▶ _Written request_
Return all of the data exactly, with nothing left out but the pictures.

[Recorded data]
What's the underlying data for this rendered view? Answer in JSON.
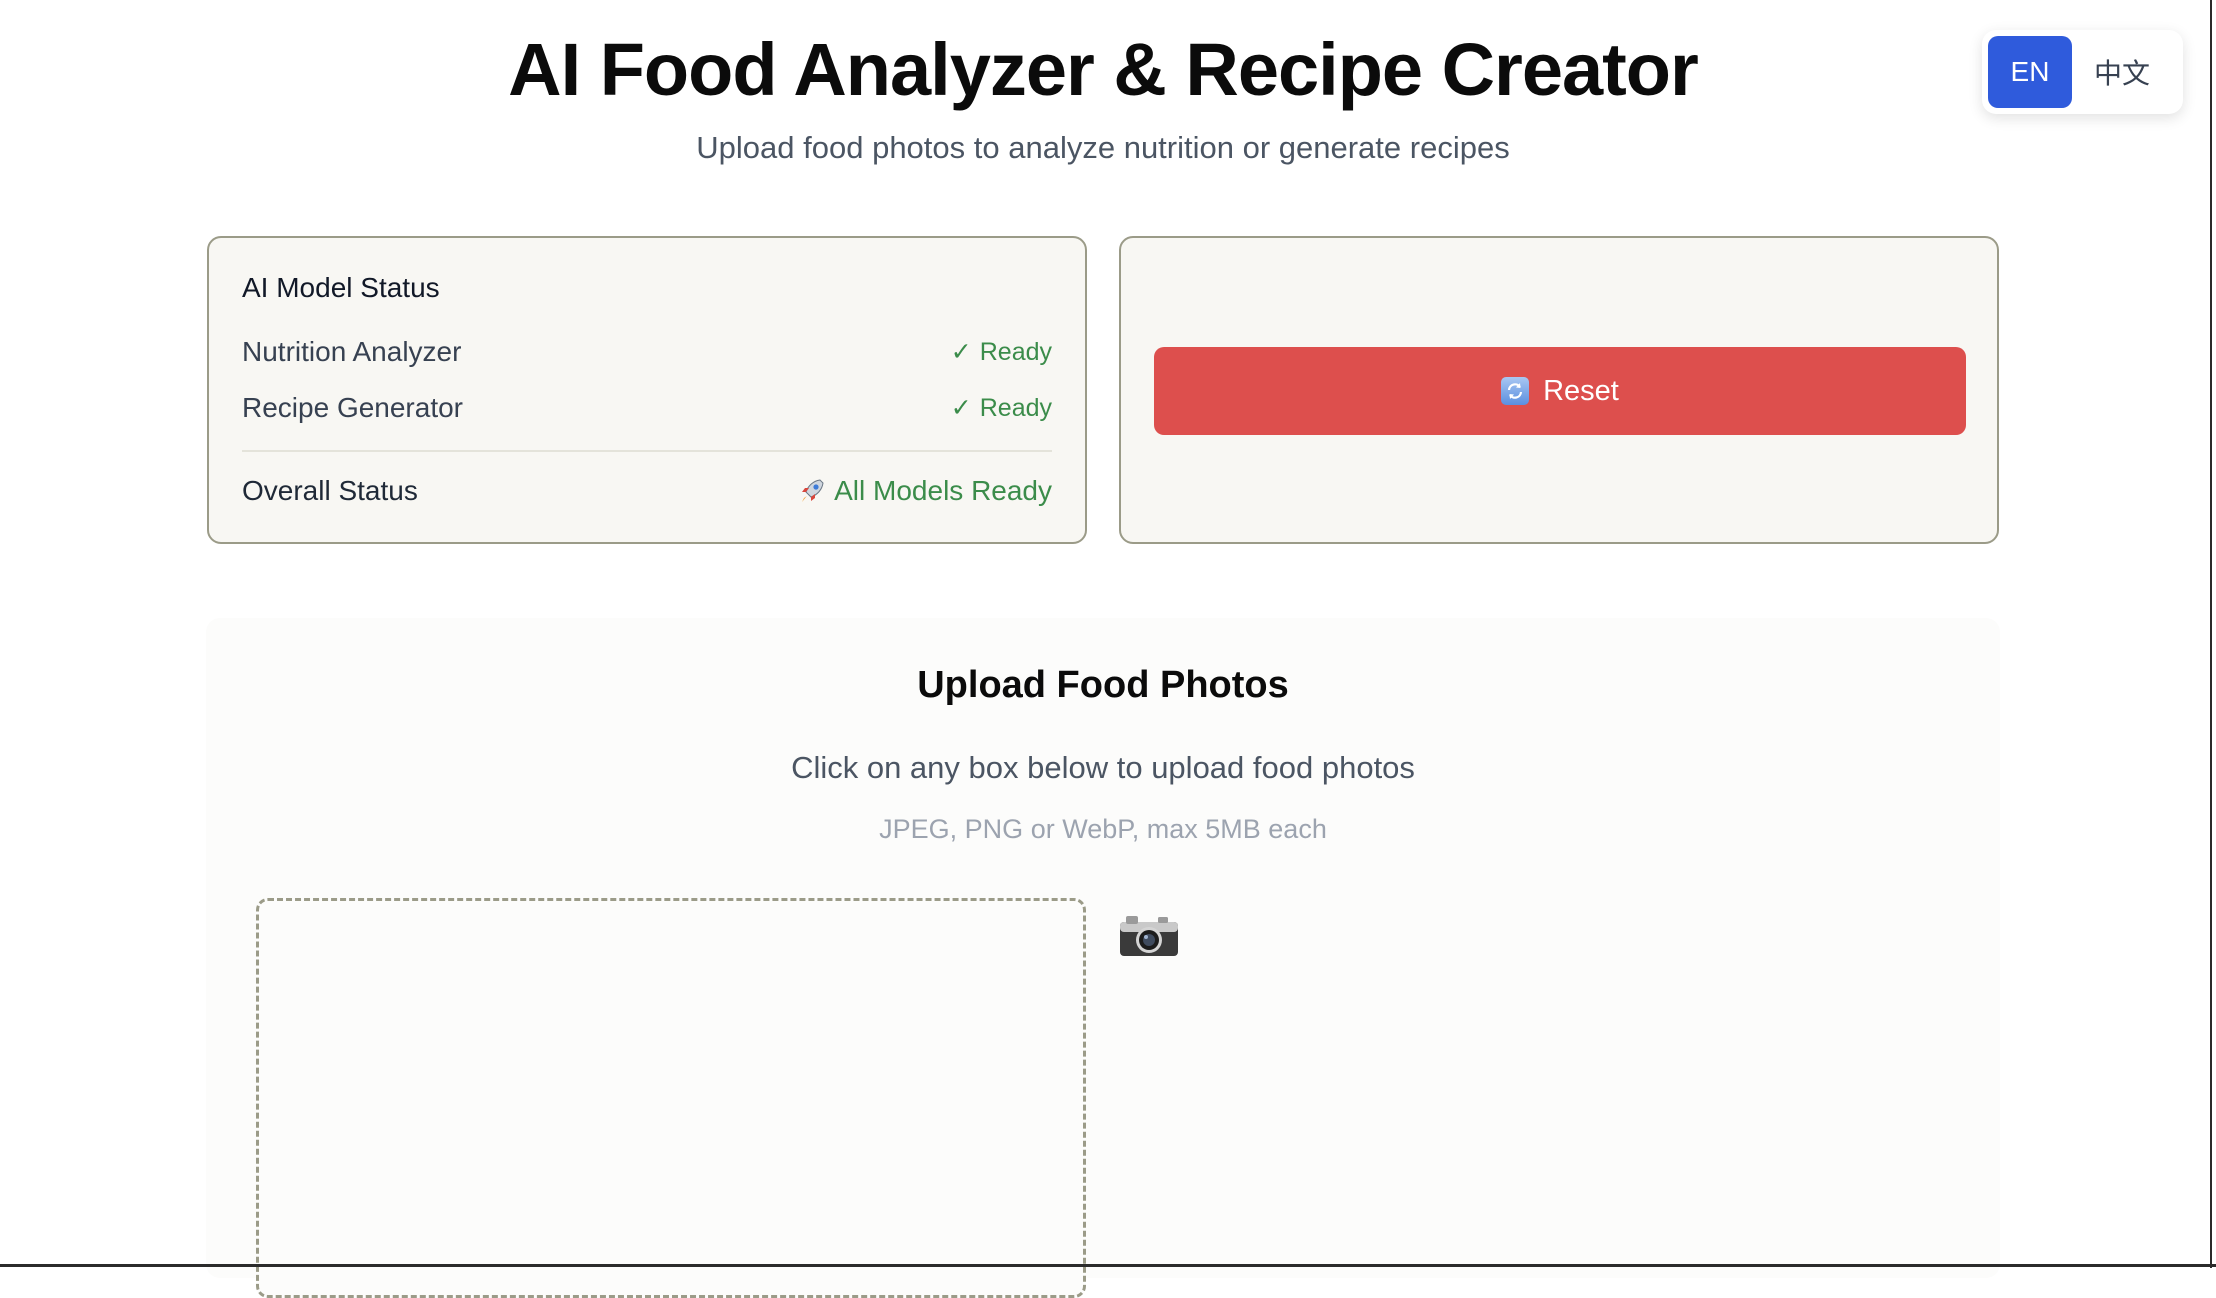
{
  "header": {
    "title": "AI Food Analyzer & Recipe Creator",
    "subtitle": "Upload food photos to analyze nutrition or generate recipes"
  },
  "language": {
    "options": [
      "EN",
      "中文"
    ],
    "selected": "EN"
  },
  "model_status": {
    "heading": "AI Model Status",
    "items": [
      {
        "label": "Nutrition Analyzer",
        "status": "Ready"
      },
      {
        "label": "Recipe Generator",
        "status": "Ready"
      }
    ],
    "check_glyph": "✓",
    "overall_label": "Overall Status",
    "overall_value": "All Models Ready",
    "overall_icon": "rocket-icon"
  },
  "actions": {
    "reset_label": "Reset",
    "reset_icon": "refresh-icon"
  },
  "upload": {
    "title": "Upload Food Photos",
    "instruction": "Click on any box below to upload food photos",
    "formats": "JPEG, PNG or WebP, max 5MB each",
    "icon": "camera-icon"
  },
  "colors": {
    "accent_blue": "#2f5bdc",
    "status_green": "#3b8c4a",
    "reset_red": "#dd4f4d",
    "card_border": "#9b9b88"
  }
}
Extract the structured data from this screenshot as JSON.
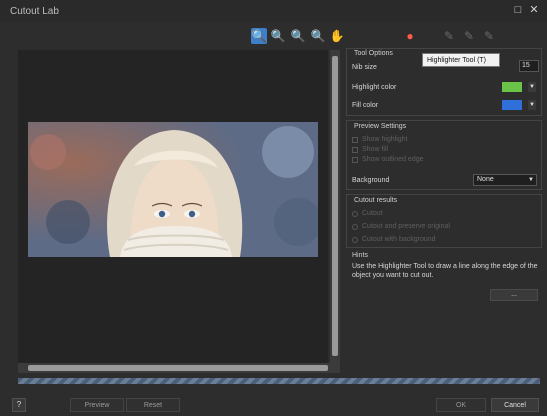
{
  "window": {
    "title": "Cutout Lab",
    "maximize_icon": "maximize-icon",
    "close_icon": "close-icon"
  },
  "toolbar": {
    "items": [
      {
        "icon": "zoom-fit-icon",
        "active": true
      },
      {
        "icon": "zoom-in-icon"
      },
      {
        "icon": "zoom-out-icon"
      },
      {
        "icon": "zoom-actual-icon"
      },
      {
        "icon": "hand-pan-icon"
      },
      {
        "icon": "highlighter-icon",
        "red": true
      },
      {
        "icon": "eraser-icon",
        "dim": true
      },
      {
        "icon": "brush-icon",
        "dim": true
      },
      {
        "icon": "pencil-icon",
        "dim": true
      }
    ],
    "tooltip": "Highlighter Tool (T)"
  },
  "tool_options": {
    "title": "Tool Options",
    "nib_size_label": "Nib size",
    "nib_size_value": "15",
    "highlight_color_label": "Highlight color",
    "highlight_color": "#6bc348",
    "fill_color_label": "Fill color",
    "fill_color": "#2f6fd8"
  },
  "preview_settings": {
    "title": "Preview Settings",
    "options": [
      "Show highlight",
      "Show fill",
      "Show outlined edge"
    ],
    "background_label": "Background",
    "background_value": "None"
  },
  "cutout_results": {
    "title": "Cutout results",
    "options": [
      "Cutout",
      "Cutout and preserve original",
      "Cutout with background"
    ]
  },
  "hints": {
    "title": "Hints",
    "text": "Use the Highlighter Tool to draw a line along the edge of the object you want to cut out.",
    "more_button": "..."
  },
  "footer": {
    "help_label": "?",
    "preview_label": "Preview",
    "reset_label": "Reset",
    "ok_label": "OK",
    "cancel_label": "Cancel"
  },
  "colors": {
    "accent": "#3d7fc8",
    "window_bg": "#2d2d2d"
  }
}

▶ _Response_
What's the underlying data for this rendered view? Answer in JSON.
{
  "header": {
    "title": "AI Food Analyzer & Recipe Creator",
    "subtitle": "Upload food photos to analyze nutrition or generate recipes"
  },
  "language": {
    "options": [
      "EN",
      "中文"
    ],
    "selected": "EN"
  },
  "model_status": {
    "heading": "AI Model Status",
    "items": [
      {
        "label": "Nutrition Analyzer",
        "status": "Ready"
      },
      {
        "label": "Recipe Generator",
        "status": "Ready"
      }
    ],
    "check_glyph": "✓",
    "overall_label": "Overall Status",
    "overall_value": "All Models Ready",
    "overall_icon": "rocket-icon"
  },
  "actions": {
    "reset_label": "Reset",
    "reset_icon": "refresh-icon"
  },
  "upload": {
    "title": "Upload Food Photos",
    "instruction": "Click on any box below to upload food photos",
    "formats": "JPEG, PNG or WebP, max 5MB each",
    "icon": "camera-icon"
  },
  "colors": {
    "accent_blue": "#2f5bdc",
    "status_green": "#3b8c4a",
    "reset_red": "#dd4f4d",
    "card_border": "#9b9b88"
  }
}
Extract the structured data from this screenshot as JSON.
{
  "window": {
    "title": "Cutout Lab",
    "maximize_icon": "maximize-icon",
    "close_icon": "close-icon"
  },
  "toolbar": {
    "items": [
      {
        "icon": "zoom-fit-icon",
        "active": true
      },
      {
        "icon": "zoom-in-icon"
      },
      {
        "icon": "zoom-out-icon"
      },
      {
        "icon": "zoom-actual-icon"
      },
      {
        "icon": "hand-pan-icon"
      },
      {
        "icon": "highlighter-icon",
        "red": true
      },
      {
        "icon": "eraser-icon",
        "dim": true
      },
      {
        "icon": "brush-icon",
        "dim": true
      },
      {
        "icon": "pencil-icon",
        "dim": true
      }
    ],
    "tooltip": "Highlighter Tool (T)"
  },
  "tool_options": {
    "title": "Tool Options",
    "nib_size_label": "Nib size",
    "nib_size_value": "15",
    "highlight_color_label": "Highlight color",
    "highlight_color": "#6bc348",
    "fill_color_label": "Fill color",
    "fill_color": "#2f6fd8"
  },
  "preview_settings": {
    "title": "Preview Settings",
    "options": [
      "Show highlight",
      "Show fill",
      "Show outlined edge"
    ],
    "background_label": "Background",
    "background_value": "None"
  },
  "cutout_results": {
    "title": "Cutout results",
    "options": [
      "Cutout",
      "Cutout and preserve original",
      "Cutout with background"
    ]
  },
  "hints": {
    "title": "Hints",
    "text": "Use the Highlighter Tool to draw a line along the edge of the object you want to cut out.",
    "more_button": "..."
  },
  "footer": {
    "help_label": "?",
    "preview_label": "Preview",
    "reset_label": "Reset",
    "ok_label": "OK",
    "cancel_label": "Cancel"
  },
  "colors": {
    "accent": "#3d7fc8",
    "window_bg": "#2d2d2d"
  }
}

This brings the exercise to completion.